### What this task involves
Write out the material again word for word, dropping any images it holds.

### Data records
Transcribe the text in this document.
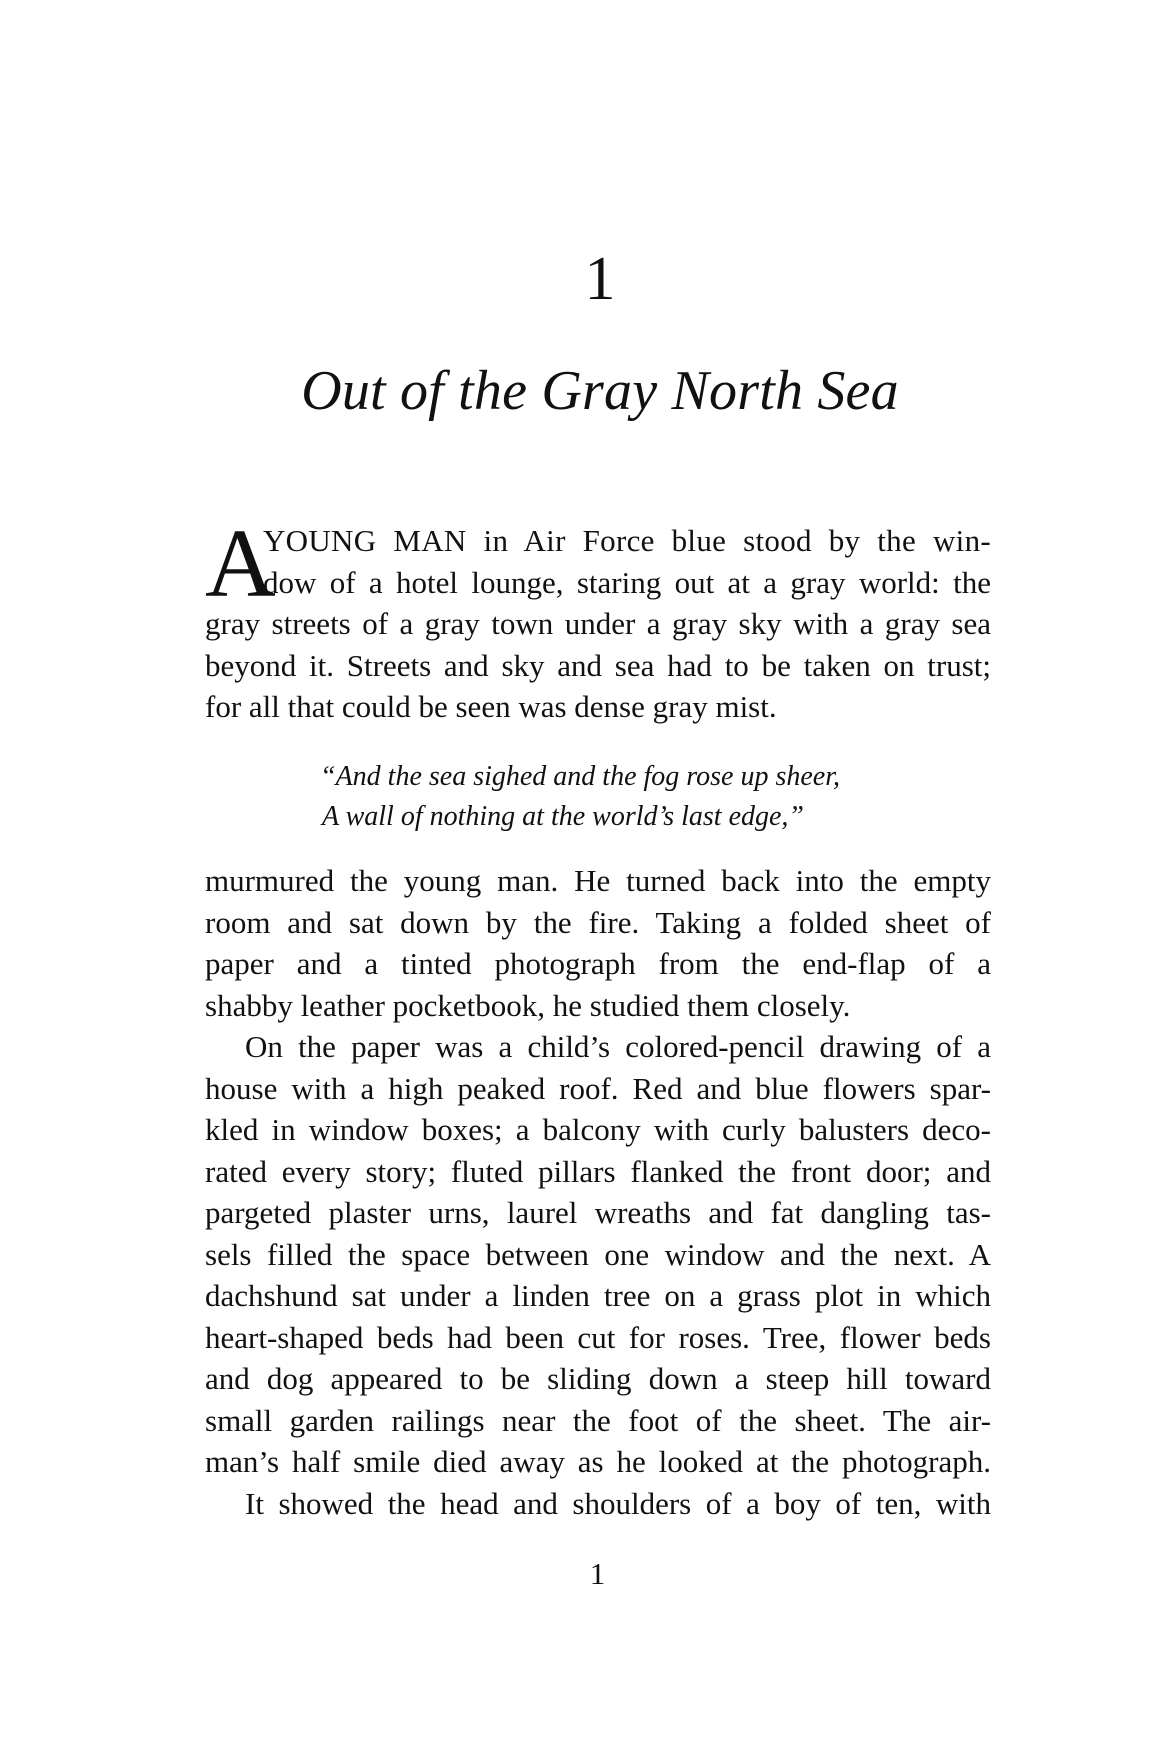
1
Out of the Gray North Sea
A
YOUNG MAN in Air Force blue stood by the win-
dow of a hotel lounge, staring out at a gray world: the
gray streets of a gray town under a gray sky with a gray sea
beyond it. Streets and sky and sea had to be taken on trust;
for all that could be seen was dense gray mist.
“And the sea sighed and the fog rose up sheer,
A wall of nothing at the world’s last edge,”
murmured the young man. He turned back into the empty
room and sat down by the fire. Taking a folded sheet of
paper and a tinted photograph from the end-flap of a
shabby leather pocketbook, he studied them closely.
On the paper was a child’s colored-pencil drawing of a
house with a high peaked roof. Red and blue flowers spar-
kled in window boxes; a balcony with curly balusters deco-
rated every story; fluted pillars flanked the front door; and
pargeted plaster urns, laurel wreaths and fat dangling tas-
sels filled the space between one window and the next. A
dachshund sat under a linden tree on a grass plot in which
heart-shaped beds had been cut for roses. Tree, flower beds
and dog appeared to be sliding down a steep hill toward
small garden railings near the foot of the sheet. The air-
man’s half smile died away as he looked at the photograph.
It showed the head and shoulders of a boy of ten, with
1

### Solved problem
Transcribe the text in this document.
1
Out of the Gray North Sea
A
YOUNG MAN in Air Force blue stood by the win-
dow of a hotel lounge, staring out at a gray world: the
gray streets of a gray town under a gray sky with a gray sea
beyond it. Streets and sky and sea had to be taken on trust;
for all that could be seen was dense gray mist.
“And the sea sighed and the fog rose up sheer,
A wall of nothing at the world’s last edge,”
murmured the young man. He turned back into the empty
room and sat down by the fire. Taking a folded sheet of
paper and a tinted photograph from the end-flap of a
shabby leather pocketbook, he studied them closely.
On the paper was a child’s colored-pencil drawing of a
house with a high peaked roof. Red and blue flowers spar-
kled in window boxes; a balcony with curly balusters deco-
rated every story; fluted pillars flanked the front door; and
pargeted plaster urns, laurel wreaths and fat dangling tas-
sels filled the space between one window and the next. A
dachshund sat under a linden tree on a grass plot in which
heart-shaped beds had been cut for roses. Tree, flower beds
and dog appeared to be sliding down a steep hill toward
small garden railings near the foot of the sheet. The air-
man’s half smile died away as he looked at the photograph.
It showed the head and shoulders of a boy of ten, with
1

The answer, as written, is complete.